Give only the number of lines that contain the word "name".

— start —

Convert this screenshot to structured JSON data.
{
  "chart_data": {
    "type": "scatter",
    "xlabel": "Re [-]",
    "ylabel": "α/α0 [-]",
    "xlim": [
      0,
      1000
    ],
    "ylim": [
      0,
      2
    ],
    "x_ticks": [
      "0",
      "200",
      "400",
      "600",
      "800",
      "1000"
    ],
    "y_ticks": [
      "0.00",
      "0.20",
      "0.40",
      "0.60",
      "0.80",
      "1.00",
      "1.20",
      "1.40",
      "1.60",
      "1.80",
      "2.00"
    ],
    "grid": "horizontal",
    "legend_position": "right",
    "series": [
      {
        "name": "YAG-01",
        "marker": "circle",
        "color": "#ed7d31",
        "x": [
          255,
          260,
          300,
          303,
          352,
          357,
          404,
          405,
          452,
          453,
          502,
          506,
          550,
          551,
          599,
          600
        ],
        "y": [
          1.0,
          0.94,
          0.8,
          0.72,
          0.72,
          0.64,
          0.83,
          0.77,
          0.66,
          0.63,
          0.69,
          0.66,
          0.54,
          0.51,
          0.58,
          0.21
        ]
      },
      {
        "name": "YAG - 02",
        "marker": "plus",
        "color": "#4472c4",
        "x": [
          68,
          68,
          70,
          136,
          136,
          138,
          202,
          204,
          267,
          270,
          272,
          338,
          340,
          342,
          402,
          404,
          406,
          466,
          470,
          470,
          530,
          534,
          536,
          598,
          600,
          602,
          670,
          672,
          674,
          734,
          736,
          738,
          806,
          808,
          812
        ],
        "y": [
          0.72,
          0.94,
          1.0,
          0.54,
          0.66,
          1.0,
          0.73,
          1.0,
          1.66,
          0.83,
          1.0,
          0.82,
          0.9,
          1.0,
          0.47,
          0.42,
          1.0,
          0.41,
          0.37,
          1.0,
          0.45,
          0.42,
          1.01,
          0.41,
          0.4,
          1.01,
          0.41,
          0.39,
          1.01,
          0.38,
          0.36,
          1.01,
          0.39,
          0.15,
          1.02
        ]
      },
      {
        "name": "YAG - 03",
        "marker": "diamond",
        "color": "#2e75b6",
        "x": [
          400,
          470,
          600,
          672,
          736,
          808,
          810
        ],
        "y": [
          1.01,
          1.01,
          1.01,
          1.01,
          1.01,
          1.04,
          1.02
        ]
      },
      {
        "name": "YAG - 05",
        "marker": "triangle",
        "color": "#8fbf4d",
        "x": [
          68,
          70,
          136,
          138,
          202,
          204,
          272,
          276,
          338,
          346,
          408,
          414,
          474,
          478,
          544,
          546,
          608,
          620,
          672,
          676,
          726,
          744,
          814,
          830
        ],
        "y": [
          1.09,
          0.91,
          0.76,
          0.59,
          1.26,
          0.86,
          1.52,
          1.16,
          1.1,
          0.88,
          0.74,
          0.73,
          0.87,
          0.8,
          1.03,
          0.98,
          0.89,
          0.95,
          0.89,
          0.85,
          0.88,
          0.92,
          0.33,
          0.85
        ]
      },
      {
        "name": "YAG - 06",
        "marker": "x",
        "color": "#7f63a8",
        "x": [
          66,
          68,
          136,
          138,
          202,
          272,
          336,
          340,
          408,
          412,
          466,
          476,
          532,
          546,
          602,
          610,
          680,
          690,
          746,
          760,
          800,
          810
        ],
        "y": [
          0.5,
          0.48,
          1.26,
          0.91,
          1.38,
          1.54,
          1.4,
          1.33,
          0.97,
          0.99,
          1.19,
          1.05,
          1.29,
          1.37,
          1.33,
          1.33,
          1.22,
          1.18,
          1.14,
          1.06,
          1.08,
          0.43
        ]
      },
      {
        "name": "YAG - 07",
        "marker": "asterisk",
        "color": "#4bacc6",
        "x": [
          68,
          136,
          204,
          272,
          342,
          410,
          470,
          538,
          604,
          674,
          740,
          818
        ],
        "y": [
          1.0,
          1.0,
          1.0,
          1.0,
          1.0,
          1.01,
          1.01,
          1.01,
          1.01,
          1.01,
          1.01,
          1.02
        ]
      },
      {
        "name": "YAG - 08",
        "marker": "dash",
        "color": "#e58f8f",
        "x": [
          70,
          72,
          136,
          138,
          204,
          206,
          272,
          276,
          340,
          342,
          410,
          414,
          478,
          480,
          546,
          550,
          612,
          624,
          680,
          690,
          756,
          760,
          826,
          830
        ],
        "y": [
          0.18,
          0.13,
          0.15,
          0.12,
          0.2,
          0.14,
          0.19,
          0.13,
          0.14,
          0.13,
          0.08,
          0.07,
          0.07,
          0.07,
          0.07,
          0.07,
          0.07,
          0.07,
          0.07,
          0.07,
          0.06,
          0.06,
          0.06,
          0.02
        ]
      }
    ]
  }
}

— end —

Output for this task
7